■ PROBLEM TO SOLVE ■
Produce the listing below again, exactly as shown.

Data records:
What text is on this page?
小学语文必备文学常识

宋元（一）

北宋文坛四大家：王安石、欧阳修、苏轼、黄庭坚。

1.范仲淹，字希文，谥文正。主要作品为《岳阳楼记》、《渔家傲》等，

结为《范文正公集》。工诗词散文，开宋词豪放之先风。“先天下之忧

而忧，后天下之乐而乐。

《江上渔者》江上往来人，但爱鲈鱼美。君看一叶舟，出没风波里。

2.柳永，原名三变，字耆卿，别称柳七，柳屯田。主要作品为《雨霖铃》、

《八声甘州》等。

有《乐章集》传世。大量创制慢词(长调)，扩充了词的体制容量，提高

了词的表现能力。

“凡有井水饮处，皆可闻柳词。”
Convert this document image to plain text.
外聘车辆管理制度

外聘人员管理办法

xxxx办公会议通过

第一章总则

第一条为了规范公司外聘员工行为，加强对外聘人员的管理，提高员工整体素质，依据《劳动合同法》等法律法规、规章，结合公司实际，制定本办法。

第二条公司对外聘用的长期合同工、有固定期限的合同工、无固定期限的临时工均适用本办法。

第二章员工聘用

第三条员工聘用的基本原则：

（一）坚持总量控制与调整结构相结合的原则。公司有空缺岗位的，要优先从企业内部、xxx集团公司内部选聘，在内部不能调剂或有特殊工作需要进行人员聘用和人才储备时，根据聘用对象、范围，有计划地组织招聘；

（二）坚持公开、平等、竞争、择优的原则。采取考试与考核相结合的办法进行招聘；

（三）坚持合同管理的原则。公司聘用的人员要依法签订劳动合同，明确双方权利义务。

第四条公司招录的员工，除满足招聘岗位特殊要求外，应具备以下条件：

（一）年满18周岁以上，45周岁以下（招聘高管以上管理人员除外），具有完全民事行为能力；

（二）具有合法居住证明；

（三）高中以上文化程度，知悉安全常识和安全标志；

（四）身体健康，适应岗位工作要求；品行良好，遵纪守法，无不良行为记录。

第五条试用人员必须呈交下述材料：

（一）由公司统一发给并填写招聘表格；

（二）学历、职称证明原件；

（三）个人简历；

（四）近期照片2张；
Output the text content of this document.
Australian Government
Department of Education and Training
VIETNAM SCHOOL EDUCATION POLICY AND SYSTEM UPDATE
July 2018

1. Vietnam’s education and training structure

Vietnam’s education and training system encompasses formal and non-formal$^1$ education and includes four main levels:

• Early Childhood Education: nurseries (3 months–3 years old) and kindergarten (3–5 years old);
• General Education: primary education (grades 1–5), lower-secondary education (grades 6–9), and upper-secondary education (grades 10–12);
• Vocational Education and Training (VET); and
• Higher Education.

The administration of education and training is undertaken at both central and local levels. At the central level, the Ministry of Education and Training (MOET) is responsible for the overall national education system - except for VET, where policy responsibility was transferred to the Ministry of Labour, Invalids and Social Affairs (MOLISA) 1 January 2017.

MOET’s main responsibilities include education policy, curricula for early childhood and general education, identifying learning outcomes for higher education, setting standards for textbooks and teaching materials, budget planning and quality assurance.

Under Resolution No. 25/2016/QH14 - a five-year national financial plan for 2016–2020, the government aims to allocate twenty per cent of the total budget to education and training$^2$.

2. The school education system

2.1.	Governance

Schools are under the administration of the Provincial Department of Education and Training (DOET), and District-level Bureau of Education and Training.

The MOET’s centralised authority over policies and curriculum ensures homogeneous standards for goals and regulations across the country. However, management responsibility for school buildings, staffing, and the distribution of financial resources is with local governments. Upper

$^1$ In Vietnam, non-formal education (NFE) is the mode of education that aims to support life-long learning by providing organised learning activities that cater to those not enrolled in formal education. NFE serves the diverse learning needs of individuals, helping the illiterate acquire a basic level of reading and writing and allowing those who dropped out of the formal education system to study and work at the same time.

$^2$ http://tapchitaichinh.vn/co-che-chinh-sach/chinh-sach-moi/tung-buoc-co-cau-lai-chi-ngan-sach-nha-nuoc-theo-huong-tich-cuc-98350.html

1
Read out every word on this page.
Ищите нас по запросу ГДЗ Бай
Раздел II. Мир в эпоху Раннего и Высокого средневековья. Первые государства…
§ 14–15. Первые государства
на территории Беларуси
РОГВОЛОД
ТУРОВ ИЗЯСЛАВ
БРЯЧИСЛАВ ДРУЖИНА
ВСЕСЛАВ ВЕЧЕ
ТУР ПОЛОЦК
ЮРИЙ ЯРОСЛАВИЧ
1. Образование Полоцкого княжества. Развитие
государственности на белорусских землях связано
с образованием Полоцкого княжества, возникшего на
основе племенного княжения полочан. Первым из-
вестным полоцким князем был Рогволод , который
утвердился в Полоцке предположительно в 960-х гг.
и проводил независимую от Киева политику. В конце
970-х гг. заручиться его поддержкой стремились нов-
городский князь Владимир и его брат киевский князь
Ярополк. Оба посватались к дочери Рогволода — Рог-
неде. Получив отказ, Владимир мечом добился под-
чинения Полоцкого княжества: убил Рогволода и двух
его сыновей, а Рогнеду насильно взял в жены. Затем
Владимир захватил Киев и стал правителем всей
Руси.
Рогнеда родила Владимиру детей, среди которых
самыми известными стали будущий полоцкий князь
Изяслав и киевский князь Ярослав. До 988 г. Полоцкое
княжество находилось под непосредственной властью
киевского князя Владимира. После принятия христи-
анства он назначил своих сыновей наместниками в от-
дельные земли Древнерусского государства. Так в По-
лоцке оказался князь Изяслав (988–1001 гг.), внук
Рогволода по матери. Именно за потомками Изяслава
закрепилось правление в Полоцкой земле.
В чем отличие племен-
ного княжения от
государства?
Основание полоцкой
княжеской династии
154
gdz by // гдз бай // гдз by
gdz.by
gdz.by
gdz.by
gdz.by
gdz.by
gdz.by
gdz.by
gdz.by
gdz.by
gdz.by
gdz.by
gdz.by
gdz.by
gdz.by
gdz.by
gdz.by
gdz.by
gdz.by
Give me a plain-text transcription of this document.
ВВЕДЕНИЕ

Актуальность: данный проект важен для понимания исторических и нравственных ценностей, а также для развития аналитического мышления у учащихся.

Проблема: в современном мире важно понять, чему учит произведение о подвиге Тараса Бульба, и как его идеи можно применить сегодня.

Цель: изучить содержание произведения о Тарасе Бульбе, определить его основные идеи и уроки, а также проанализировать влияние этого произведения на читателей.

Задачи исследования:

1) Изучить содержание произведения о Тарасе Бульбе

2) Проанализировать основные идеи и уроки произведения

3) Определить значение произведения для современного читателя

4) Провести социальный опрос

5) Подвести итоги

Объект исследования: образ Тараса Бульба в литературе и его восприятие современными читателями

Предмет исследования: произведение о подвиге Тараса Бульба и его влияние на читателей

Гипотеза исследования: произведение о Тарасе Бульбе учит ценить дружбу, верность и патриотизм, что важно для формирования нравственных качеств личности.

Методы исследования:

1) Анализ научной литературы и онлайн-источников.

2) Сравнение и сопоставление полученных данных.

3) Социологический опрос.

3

■ FULL ANSWER ■
What text is on this page?
小学语文必备文学常识

宋元（一）

北宋文坛四大家：王安石、欧阳修、苏轼、黄庭坚。

1.范仲淹，字希文，谥文正。主要作品为《岳阳楼记》、《渔家傲》等，

结为《范文正公集》。工诗词散文，开宋词豪放之先风。“先天下之忧

而忧，后天下之乐而乐。

《江上渔者》江上往来人，但爱鲈鱼美。君看一叶舟，出没风波里。

2.柳永，原名三变，字耆卿，别称柳七，柳屯田。主要作品为《雨霖铃》、

《八声甘州》等。

有《乐章集》传世。大量创制慢词(长调)，扩充了词的体制容量，提高

了词的表现能力。

“凡有井水饮处，皆可闻柳词。”
Convert this document image to plain text.
外聘车辆管理制度

外聘人员管理办法

xxxx办公会议通过

第一章总则

第一条为了规范公司外聘员工行为，加强对外聘人员的管理，提高员工整体素质，依据《劳动合同法》等法律法规、规章，结合公司实际，制定本办法。

第二条公司对外聘用的长期合同工、有固定期限的合同工、无固定期限的临时工均适用本办法。

第二章员工聘用

第三条员工聘用的基本原则：

（一）坚持总量控制与调整结构相结合的原则。公司有空缺岗位的，要优先从企业内部、xxx集团公司内部选聘，在内部不能调剂或有特殊工作需要进行人员聘用和人才储备时，根据聘用对象、范围，有计划地组织招聘；

（二）坚持公开、平等、竞争、择优的原则。采取考试与考核相结合的办法进行招聘；

（三）坚持合同管理的原则。公司聘用的人员要依法签订劳动合同，明确双方权利义务。

第四条公司招录的员工，除满足招聘岗位特殊要求外，应具备以下条件：

（一）年满18周岁以上，45周岁以下（招聘高管以上管理人员除外），具有完全民事行为能力；

（二）具有合法居住证明；

（三）高中以上文化程度，知悉安全常识和安全标志；

（四）身体健康，适应岗位工作要求；品行良好，遵纪守法，无不良行为记录。

第五条试用人员必须呈交下述材料：

（一）由公司统一发给并填写招聘表格；

（二）学历、职称证明原件；

（三）个人简历；

（四）近期照片2张；
Output the text content of this document.
Australian Government
Department of Education and Training
VIETNAM SCHOOL EDUCATION POLICY AND SYSTEM UPDATE
July 2018

1. Vietnam’s education and training structure

Vietnam’s education and training system encompasses formal and non-formal$^1$ education and includes four main levels:

• Early Childhood Education: nurseries (3 months–3 years old) and kindergarten (3–5 years old);
• General Education: primary education (grades 1–5), lower-secondary education (grades 6–9), and upper-secondary education (grades 10–12);
• Vocational Education and Training (VET); and
• Higher Education.

The administration of education and training is undertaken at both central and local levels. At the central level, the Ministry of Education and Training (MOET) is responsible for the overall national education system - except for VET, where policy responsibility was transferred to the Ministry of Labour, Invalids and Social Affairs (MOLISA) 1 January 2017.

MOET’s main responsibilities include education policy, curricula for early childhood and general education, identifying learning outcomes for higher education, setting standards for textbooks and teaching materials, budget planning and quality assurance.

Under Resolution No. 25/2016/QH14 - a five-year national financial plan for 2016–2020, the government aims to allocate twenty per cent of the total budget to education and training$^2$.

2. The school education system

2.1.	Governance

Schools are under the administration of the Provincial Department of Education and Training (DOET), and District-level Bureau of Education and Training.

The MOET’s centralised authority over policies and curriculum ensures homogeneous standards for goals and regulations across the country. However, management responsibility for school buildings, staffing, and the distribution of financial resources is with local governments. Upper

$^1$ In Vietnam, non-formal education (NFE) is the mode of education that aims to support life-long learning by providing organised learning activities that cater to those not enrolled in formal education. NFE serves the diverse learning needs of individuals, helping the illiterate acquire a basic level of reading and writing and allowing those who dropped out of the formal education system to study and work at the same time.

$^2$ http://tapchitaichinh.vn/co-che-chinh-sach/chinh-sach-moi/tung-buoc-co-cau-lai-chi-ngan-sach-nha-nuoc-theo-huong-tich-cuc-98350.html

1
Read out every word on this page.
Ищите нас по запросу ГДЗ Бай
Раздел II. Мир в эпоху Раннего и Высокого средневековья. Первые государства…
§ 14–15. Первые государства
на территории Беларуси
РОГВОЛОД
ТУРОВ ИЗЯСЛАВ
БРЯЧИСЛАВ ДРУЖИНА
ВСЕСЛАВ ВЕЧЕ
ТУР ПОЛОЦК
ЮРИЙ ЯРОСЛАВИЧ
1. Образование Полоцкого княжества. Развитие
государственности на белорусских землях связано
с образованием Полоцкого княжества, возникшего на
основе племенного княжения полочан. Первым из-
вестным полоцким князем был Рогволод , который
утвердился в Полоцке предположительно в 960-х гг.
и проводил независимую от Киева политику. В конце
970-х гг. заручиться его поддержкой стремились нов-
городский князь Владимир и его брат киевский князь
Ярополк. Оба посватались к дочери Рогволода — Рог-
неде. Получив отказ, Владимир мечом добился под-
чинения Полоцкого княжества: убил Рогволода и двух
его сыновей, а Рогнеду насильно взял в жены. Затем
Владимир захватил Киев и стал правителем всей
Руси.
Рогнеда родила Владимиру детей, среди которых
самыми известными стали будущий полоцкий князь
Изяслав и киевский князь Ярослав. До 988 г. Полоцкое
княжество находилось под непосредственной властью
киевского князя Владимира. После принятия христи-
анства он назначил своих сыновей наместниками в от-
дельные земли Древнерусского государства. Так в По-
лоцке оказался князь Изяслав (988–1001 гг.), внук
Рогволода по матери. Именно за потомками Изяслава
закрепилось правление в Полоцкой земле.
В чем отличие племен-
ного княжения от
государства?
Основание полоцкой
княжеской династии
154
gdz by // гдз бай // гдз by
gdz.by
gdz.by
gdz.by
gdz.by
gdz.by
gdz.by
gdz.by
gdz.by
gdz.by
gdz.by
gdz.by
gdz.by
gdz.by
gdz.by
gdz.by
gdz.by
gdz.by
gdz.by
Give me a plain-text transcription of this document.
ВВЕДЕНИЕ

Актуальность: данный проект важен для понимания исторических и нравственных ценностей, а также для развития аналитического мышления у учащихся.

Проблема: в современном мире важно понять, чему учит произведение о подвиге Тараса Бульба, и как его идеи можно применить сегодня.

Цель: изучить содержание произведения о Тарасе Бульбе, определить его основные идеи и уроки, а также проанализировать влияние этого произведения на читателей.

Задачи исследования:

1) Изучить содержание произведения о Тарасе Бульбе

2) Проанализировать основные идеи и уроки произведения

3) Определить значение произведения для современного читателя

4) Провести социальный опрос

5) Подвести итоги

Объект исследования: образ Тараса Бульба в литературе и его восприятие современными читателями

Предмет исследования: произведение о подвиге Тараса Бульба и его влияние на читателей

Гипотеза исследования: произведение о Тарасе Бульбе учит ценить дружбу, верность и патриотизм, что важно для формирования нравственных качеств личности.

Методы исследования:

1) Анализ научной литературы и онлайн-источников.

2) Сравнение и сопоставление полученных данных.

3) Социологический опрос.

3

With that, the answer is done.